WHAT NEEDS TO BE DONE: Below are records. Copy every line with "JSON" in it.
►
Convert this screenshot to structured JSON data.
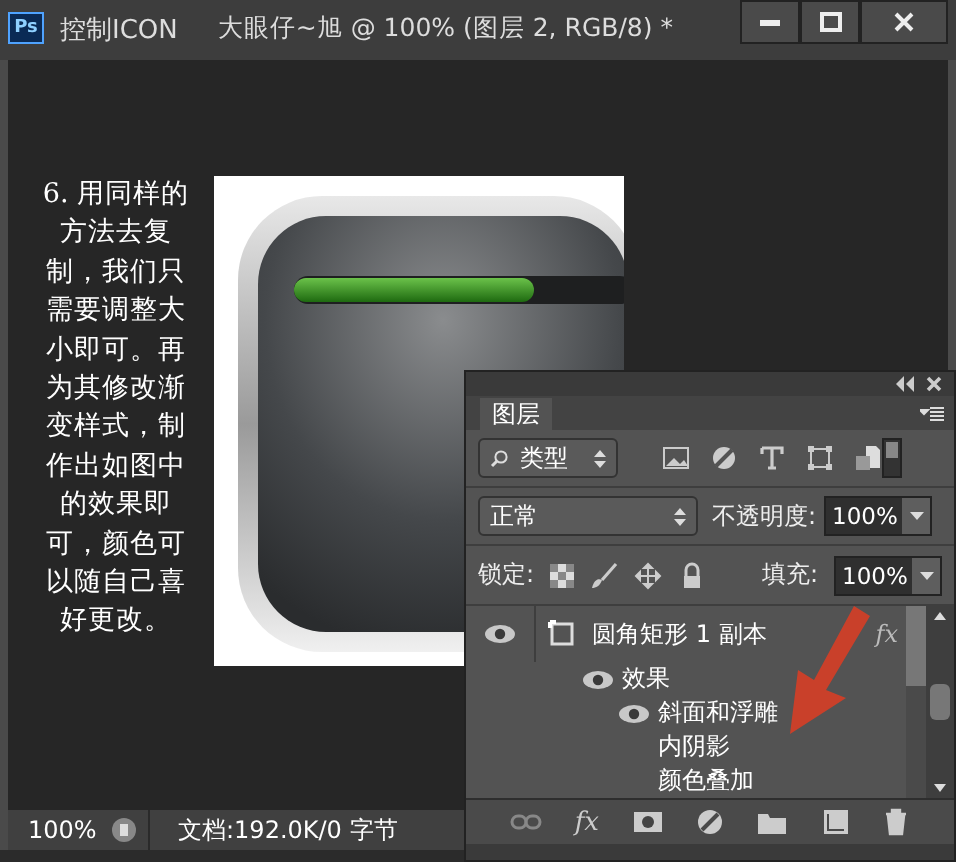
{
  "window": {
    "app_badge": "Ps",
    "title": "控制ICON",
    "document_title": "大眼仔~旭 @ 100% (图层 2, RGB/8) *"
  },
  "tutorial_text": "6. 用同样的方法去复制，我们只需要调整大小即可。再为其修改渐变样式，制作出如图中的效果即可，颜色可以随自己喜好更改。",
  "layers_panel": {
    "tabs": [
      {
        "label": "图层",
        "selected": true
      }
    ],
    "filter": {
      "value": "类型"
    },
    "blend_mode": {
      "value": "正常"
    },
    "opacity": {
      "label": "不透明度:",
      "value": "100%"
    },
    "lock": {
      "label": "锁定:"
    },
    "fill": {
      "label": "填充:",
      "value": "100%"
    },
    "layers": [
      {
        "name": "圆角矩形 1 副本",
        "visible": true,
        "kind": "shape",
        "badge": "fx",
        "children": [
          {
            "name": "效果",
            "visible": true,
            "children": [
              {
                "name": "斜面和浮雕",
                "visible": true
              },
              {
                "name": "内阴影",
                "visible": false
              },
              {
                "name": "颜色叠加",
                "visible": false
              }
            ]
          }
        ]
      }
    ],
    "toolbar_fx": "fx"
  },
  "status_bar": {
    "zoom": "100%",
    "doc_info": "文档:192.0K/0 字节"
  }
}
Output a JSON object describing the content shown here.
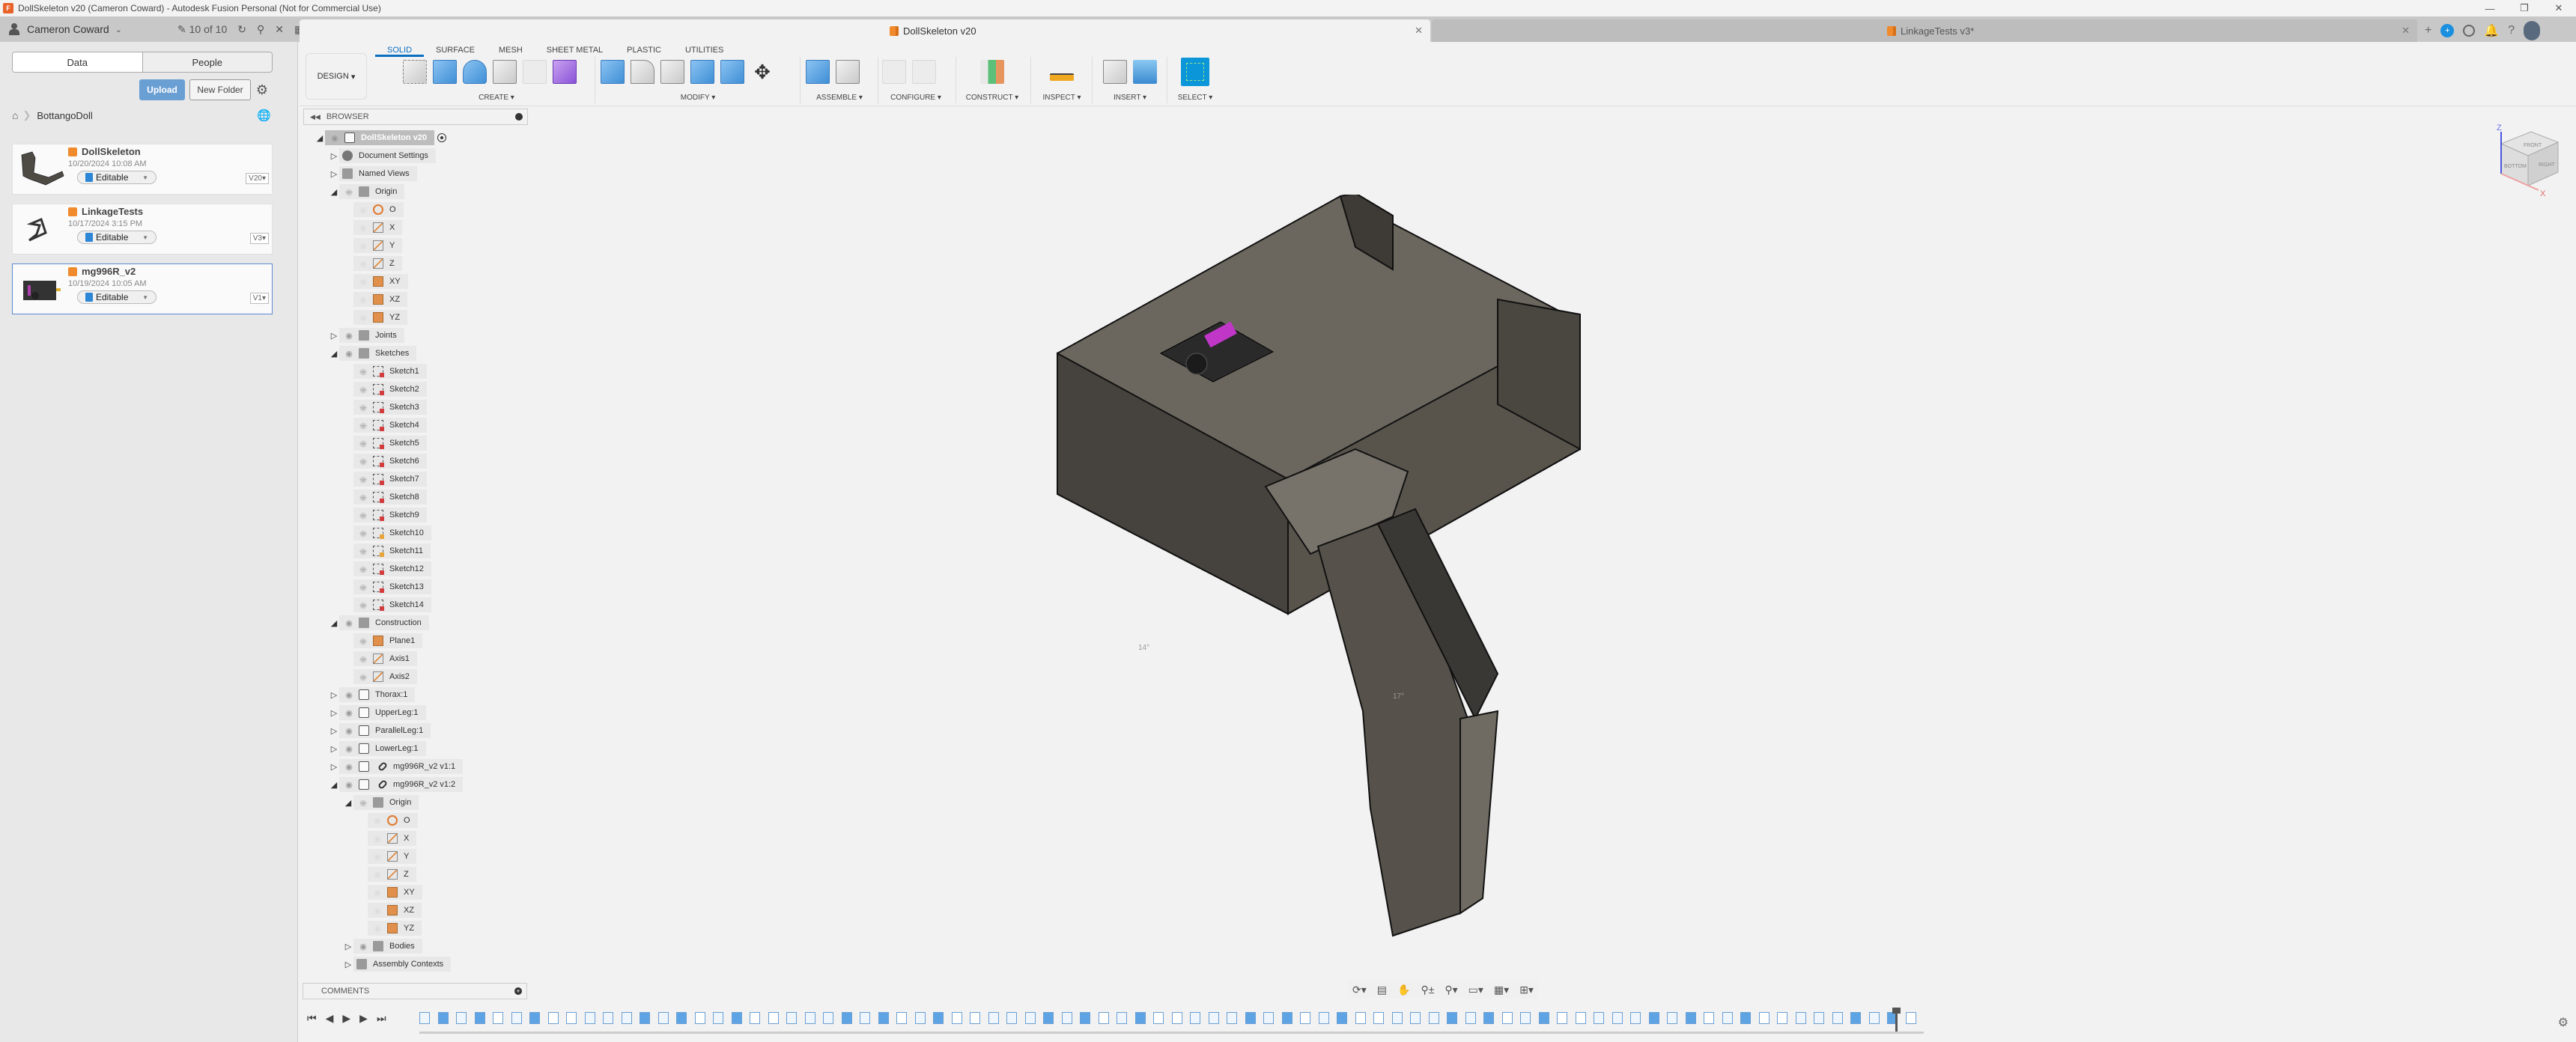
{
  "window": {
    "title": "DollSkeleton v20 (Cameron Coward) - Autodesk Fusion Personal (Not for Commercial Use)",
    "app_logo": "F",
    "controls": [
      "minimize-icon",
      "restore-icon",
      "close-icon"
    ]
  },
  "appbar": {
    "user": "Cameron Coward",
    "version_count": "10 of 10",
    "icons": [
      "refresh-icon",
      "search-icon",
      "close-icon",
      "grid-icon",
      "file-icon",
      "save-icon",
      "undo-icon",
      "redo-icon"
    ]
  },
  "tabs": [
    {
      "label": "DollSkeleton v20",
      "active": true
    },
    {
      "label": "LinkageTests v3*",
      "active": false
    }
  ],
  "right_icons": [
    "new-tab-icon",
    "ai-assistant-icon",
    "job-status-icon",
    "notifications-icon",
    "help-icon",
    "user-avatar"
  ],
  "data_panel": {
    "tabs": [
      "Data",
      "People"
    ],
    "active_tab": "Data",
    "upload_label": "Upload",
    "new_folder_label": "New Folder",
    "breadcrumb": "BottangoDoll",
    "files": [
      {
        "name": "DollSkeleton",
        "date": "10/20/2024 10:08 AM",
        "status": "Editable",
        "version": "V20"
      },
      {
        "name": "LinkageTests",
        "date": "10/17/2024 3:15 PM",
        "status": "Editable",
        "version": "V3"
      },
      {
        "name": "mg996R_v2",
        "date": "10/19/2024 10:05 AM",
        "status": "Editable",
        "version": "V1",
        "selected": true
      }
    ]
  },
  "toolbar": {
    "workspace": "DESIGN",
    "ribbon_tabs": [
      "SOLID",
      "SURFACE",
      "MESH",
      "SHEET METAL",
      "PLASTIC",
      "UTILITIES"
    ],
    "active_ribbon_tab": "SOLID",
    "groups": [
      "CREATE",
      "MODIFY",
      "ASSEMBLE",
      "CONFIGURE",
      "CONSTRUCT",
      "INSPECT",
      "INSERT",
      "SELECT"
    ]
  },
  "browser": {
    "title": "BROWSER",
    "root": "DollSkeleton v20",
    "items": [
      {
        "label": "Document Settings",
        "level": 1,
        "icon": "gear",
        "expand": "collapsed"
      },
      {
        "label": "Named Views",
        "level": 1,
        "icon": "folder",
        "expand": "collapsed"
      },
      {
        "label": "Origin",
        "level": 1,
        "icon": "folder",
        "expand": "expanded",
        "eye": "hidden"
      },
      {
        "label": "O",
        "level": 2,
        "icon": "point",
        "eye": "dim"
      },
      {
        "label": "X",
        "level": 2,
        "icon": "axis",
        "eye": "dim"
      },
      {
        "label": "Y",
        "level": 2,
        "icon": "axis",
        "eye": "dim"
      },
      {
        "label": "Z",
        "level": 2,
        "icon": "axis",
        "eye": "dim"
      },
      {
        "label": "XY",
        "level": 2,
        "icon": "plane",
        "eye": "dim"
      },
      {
        "label": "XZ",
        "level": 2,
        "icon": "plane",
        "eye": "dim"
      },
      {
        "label": "YZ",
        "level": 2,
        "icon": "plane",
        "eye": "dim"
      },
      {
        "label": "Joints",
        "level": 1,
        "icon": "folder",
        "expand": "collapsed",
        "eye": "visible"
      },
      {
        "label": "Sketches",
        "level": 1,
        "icon": "folder",
        "expand": "expanded",
        "eye": "visible"
      },
      {
        "label": "Sketch1",
        "level": 2,
        "icon": "sketch",
        "eye": "hidden"
      },
      {
        "label": "Sketch2",
        "level": 2,
        "icon": "sketch",
        "eye": "hidden"
      },
      {
        "label": "Sketch3",
        "level": 2,
        "icon": "sketch",
        "eye": "hidden"
      },
      {
        "label": "Sketch4",
        "level": 2,
        "icon": "sketch",
        "eye": "hidden"
      },
      {
        "label": "Sketch5",
        "level": 2,
        "icon": "sketch",
        "eye": "hidden"
      },
      {
        "label": "Sketch6",
        "level": 2,
        "icon": "sketch",
        "eye": "hidden"
      },
      {
        "label": "Sketch7",
        "level": 2,
        "icon": "sketch",
        "eye": "hidden"
      },
      {
        "label": "Sketch8",
        "level": 2,
        "icon": "sketch",
        "eye": "hidden"
      },
      {
        "label": "Sketch9",
        "level": 2,
        "icon": "sketch",
        "eye": "hidden"
      },
      {
        "label": "Sketch10",
        "level": 2,
        "icon": "sketch-edit",
        "eye": "hidden"
      },
      {
        "label": "Sketch11",
        "level": 2,
        "icon": "sketch-edit",
        "eye": "hidden"
      },
      {
        "label": "Sketch12",
        "level": 2,
        "icon": "sketch",
        "eye": "hidden"
      },
      {
        "label": "Sketch13",
        "level": 2,
        "icon": "sketch",
        "eye": "hidden"
      },
      {
        "label": "Sketch14",
        "level": 2,
        "icon": "sketch",
        "eye": "hidden"
      },
      {
        "label": "Construction",
        "level": 1,
        "icon": "folder",
        "expand": "expanded",
        "eye": "visible"
      },
      {
        "label": "Plane1",
        "level": 2,
        "icon": "plane",
        "eye": "hidden"
      },
      {
        "label": "Axis1",
        "level": 2,
        "icon": "axis",
        "eye": "hidden"
      },
      {
        "label": "Axis2",
        "level": 2,
        "icon": "axis",
        "eye": "hidden"
      },
      {
        "label": "Thorax:1",
        "level": 1,
        "icon": "comp",
        "expand": "collapsed",
        "eye": "visible"
      },
      {
        "label": "UpperLeg:1",
        "level": 1,
        "icon": "comp",
        "expand": "collapsed",
        "eye": "visible"
      },
      {
        "label": "ParallelLeg:1",
        "level": 1,
        "icon": "comp",
        "expand": "collapsed",
        "eye": "visible"
      },
      {
        "label": "LowerLeg:1",
        "level": 1,
        "icon": "comp",
        "expand": "collapsed",
        "eye": "visible"
      },
      {
        "label": "mg996R_v2 v1:1",
        "level": 1,
        "icon": "comp-link",
        "expand": "collapsed",
        "eye": "visible"
      },
      {
        "label": "mg996R_v2 v1:2",
        "level": 1,
        "icon": "comp-link",
        "expand": "expanded",
        "eye": "visible"
      },
      {
        "label": "Origin",
        "level": 2,
        "icon": "folder",
        "expand": "expanded",
        "eye": "hidden"
      },
      {
        "label": "O",
        "level": 3,
        "icon": "point",
        "eye": "dim"
      },
      {
        "label": "X",
        "level": 3,
        "icon": "axis",
        "eye": "dim"
      },
      {
        "label": "Y",
        "level": 3,
        "icon": "axis",
        "eye": "dim"
      },
      {
        "label": "Z",
        "level": 3,
        "icon": "axis",
        "eye": "dim"
      },
      {
        "label": "XY",
        "level": 3,
        "icon": "plane",
        "eye": "dim"
      },
      {
        "label": "XZ",
        "level": 3,
        "icon": "plane",
        "eye": "dim"
      },
      {
        "label": "YZ",
        "level": 3,
        "icon": "plane",
        "eye": "dim"
      },
      {
        "label": "Bodies",
        "level": 2,
        "icon": "folder",
        "expand": "collapsed",
        "eye": "visible"
      },
      {
        "label": "Assembly Contexts",
        "level": 2,
        "icon": "folder",
        "expand": "collapsed"
      }
    ]
  },
  "comments": {
    "title": "COMMENTS"
  },
  "viewcube": {
    "faces": [
      "FRONT",
      "BOTTOM",
      "RIGHT"
    ],
    "axes": [
      "Z",
      "X"
    ]
  },
  "viewport": {
    "joint_angle_labels": [
      "14°",
      "17°"
    ]
  },
  "nav_bar": [
    "orbit-icon",
    "look-at-icon",
    "pan-icon",
    "zoom-icon",
    "fit-icon",
    "display-settings-icon",
    "grid-icon",
    "viewports-icon"
  ],
  "timeline": {
    "controls": [
      "first-icon",
      "previous-icon",
      "play-icon",
      "next-icon",
      "last-icon"
    ],
    "feature_count": 82
  },
  "colors": {
    "accent": "#0b6fc1",
    "upload": "#6a9fd4",
    "model": "#5e5a52"
  }
}
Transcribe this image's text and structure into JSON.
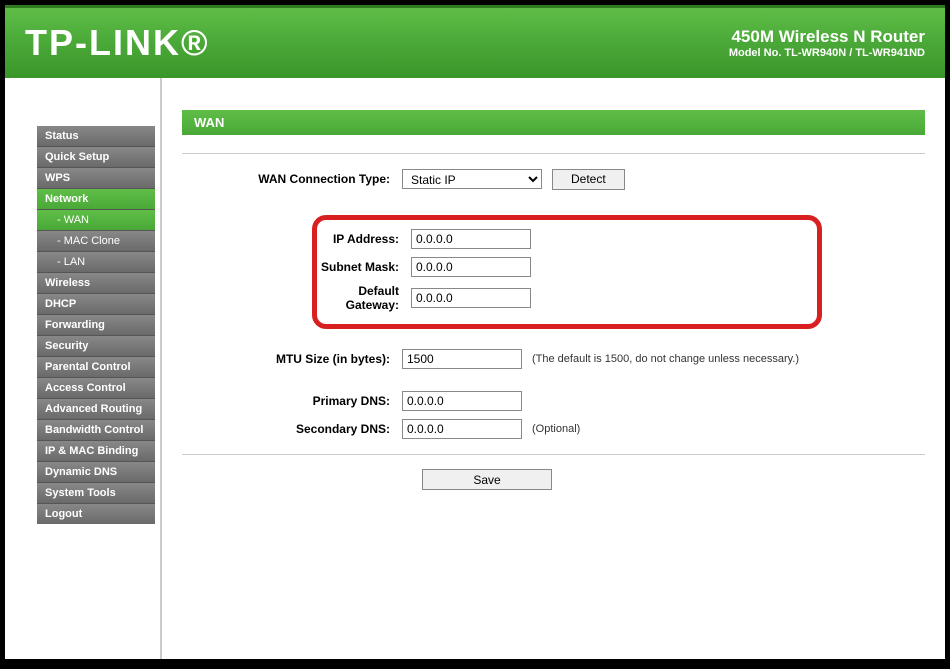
◄
TASK RESULT:
Convert this screenshot to structured JSON data.
Output a JSON object describing the content shown here.
Transcribe this image's text and structure into JSON.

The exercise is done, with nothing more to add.